→ WHAT TO PRODUCE: Search the material and gather each line with "true" in it.
## BEGIN ENTRIES PROVIDED
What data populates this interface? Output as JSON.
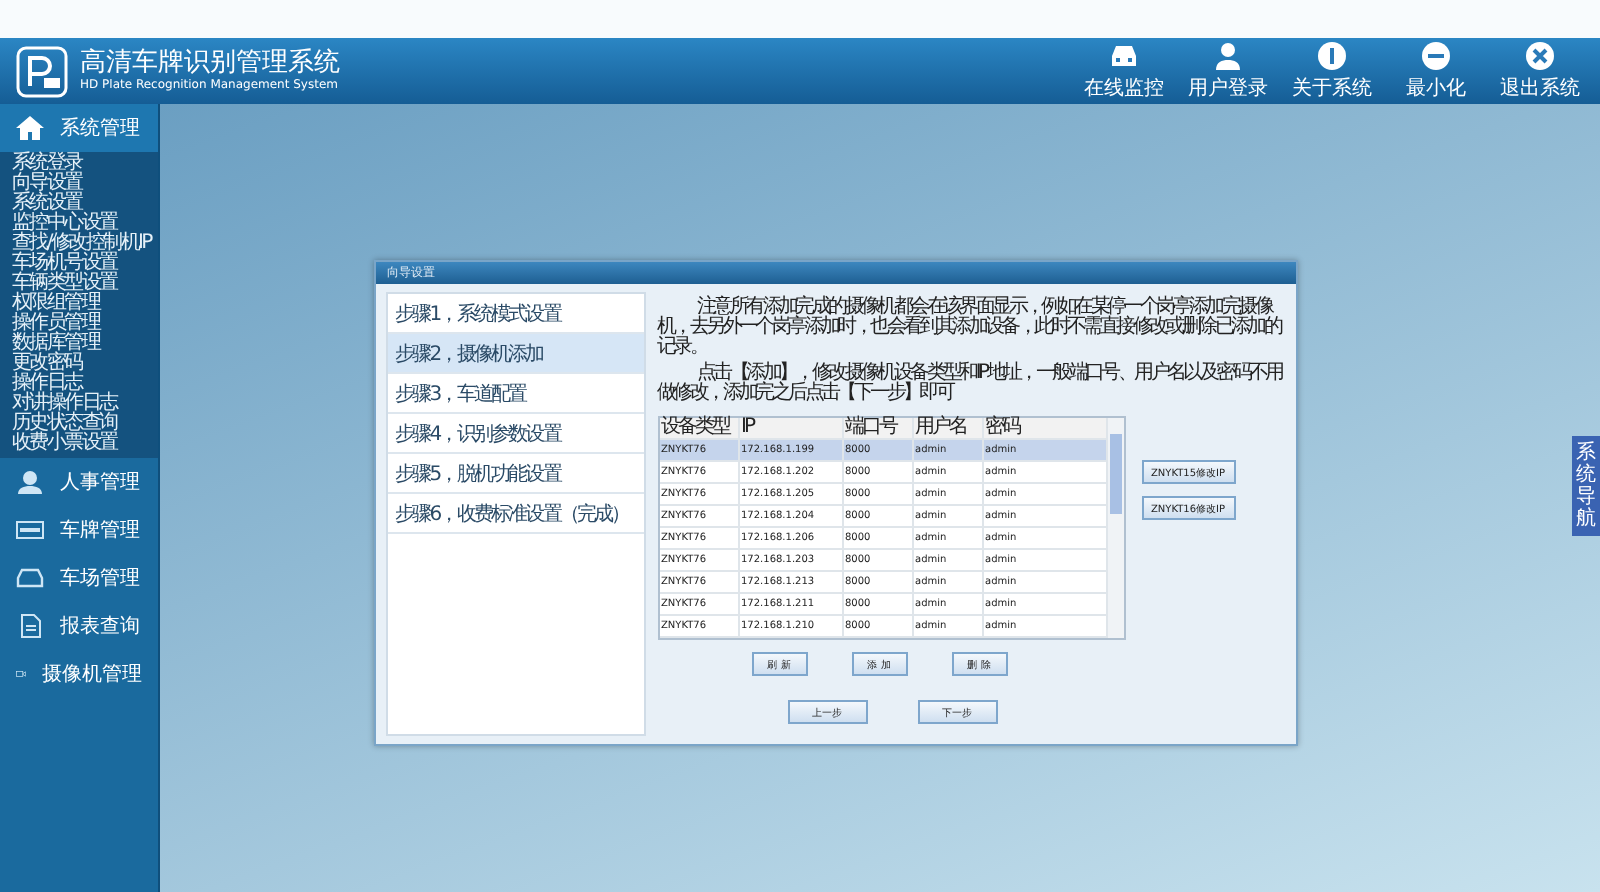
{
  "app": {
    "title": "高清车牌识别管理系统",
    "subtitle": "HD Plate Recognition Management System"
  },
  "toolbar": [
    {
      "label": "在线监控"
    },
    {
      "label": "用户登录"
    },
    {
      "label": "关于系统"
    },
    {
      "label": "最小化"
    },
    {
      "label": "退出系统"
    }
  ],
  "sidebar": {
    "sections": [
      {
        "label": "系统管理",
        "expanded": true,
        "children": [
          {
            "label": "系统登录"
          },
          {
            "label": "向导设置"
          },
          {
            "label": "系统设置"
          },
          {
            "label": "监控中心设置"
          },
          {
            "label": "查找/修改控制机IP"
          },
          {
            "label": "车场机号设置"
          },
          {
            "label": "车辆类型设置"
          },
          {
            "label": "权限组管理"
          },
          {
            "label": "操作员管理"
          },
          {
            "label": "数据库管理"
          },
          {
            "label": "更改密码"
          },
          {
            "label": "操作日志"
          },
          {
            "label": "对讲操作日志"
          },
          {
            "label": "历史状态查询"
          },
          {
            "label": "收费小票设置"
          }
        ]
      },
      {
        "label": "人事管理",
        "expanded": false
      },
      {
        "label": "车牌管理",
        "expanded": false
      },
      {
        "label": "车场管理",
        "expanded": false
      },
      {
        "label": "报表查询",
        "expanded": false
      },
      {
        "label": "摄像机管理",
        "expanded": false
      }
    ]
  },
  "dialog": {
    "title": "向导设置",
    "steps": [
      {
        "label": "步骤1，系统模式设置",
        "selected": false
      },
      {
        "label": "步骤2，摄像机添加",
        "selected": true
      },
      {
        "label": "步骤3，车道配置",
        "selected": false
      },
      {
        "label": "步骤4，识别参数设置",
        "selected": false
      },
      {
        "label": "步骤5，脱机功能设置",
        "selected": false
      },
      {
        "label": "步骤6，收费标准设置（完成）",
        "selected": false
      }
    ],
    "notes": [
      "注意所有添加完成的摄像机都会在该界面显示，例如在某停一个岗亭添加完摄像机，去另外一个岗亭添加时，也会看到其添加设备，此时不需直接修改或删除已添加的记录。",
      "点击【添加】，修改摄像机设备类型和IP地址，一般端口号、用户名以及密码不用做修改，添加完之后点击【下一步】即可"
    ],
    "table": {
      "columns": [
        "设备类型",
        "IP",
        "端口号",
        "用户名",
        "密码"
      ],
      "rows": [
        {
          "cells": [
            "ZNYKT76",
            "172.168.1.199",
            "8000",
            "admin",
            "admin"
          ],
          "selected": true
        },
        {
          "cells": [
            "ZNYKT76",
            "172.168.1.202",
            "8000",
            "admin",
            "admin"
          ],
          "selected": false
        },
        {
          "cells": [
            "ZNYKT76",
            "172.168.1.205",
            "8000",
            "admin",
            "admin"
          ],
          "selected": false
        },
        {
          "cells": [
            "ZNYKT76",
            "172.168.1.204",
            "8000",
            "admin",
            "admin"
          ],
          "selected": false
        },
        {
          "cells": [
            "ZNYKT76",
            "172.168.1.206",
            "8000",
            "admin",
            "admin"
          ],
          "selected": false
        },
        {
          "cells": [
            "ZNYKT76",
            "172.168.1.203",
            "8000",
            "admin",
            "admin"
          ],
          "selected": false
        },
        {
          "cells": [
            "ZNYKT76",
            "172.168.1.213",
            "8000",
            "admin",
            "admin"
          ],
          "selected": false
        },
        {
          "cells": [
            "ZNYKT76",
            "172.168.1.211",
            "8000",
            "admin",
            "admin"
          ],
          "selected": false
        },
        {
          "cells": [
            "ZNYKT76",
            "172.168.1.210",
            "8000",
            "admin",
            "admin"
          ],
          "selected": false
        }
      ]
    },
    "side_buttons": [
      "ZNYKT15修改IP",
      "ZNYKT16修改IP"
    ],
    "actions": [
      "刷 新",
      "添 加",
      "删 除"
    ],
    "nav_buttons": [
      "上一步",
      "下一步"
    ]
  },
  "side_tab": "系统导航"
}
## END ENTRIES PROVIDED
→ ANSWER FOR THE TASK:
        "expanded": true,
        "selected": true
          "selected": true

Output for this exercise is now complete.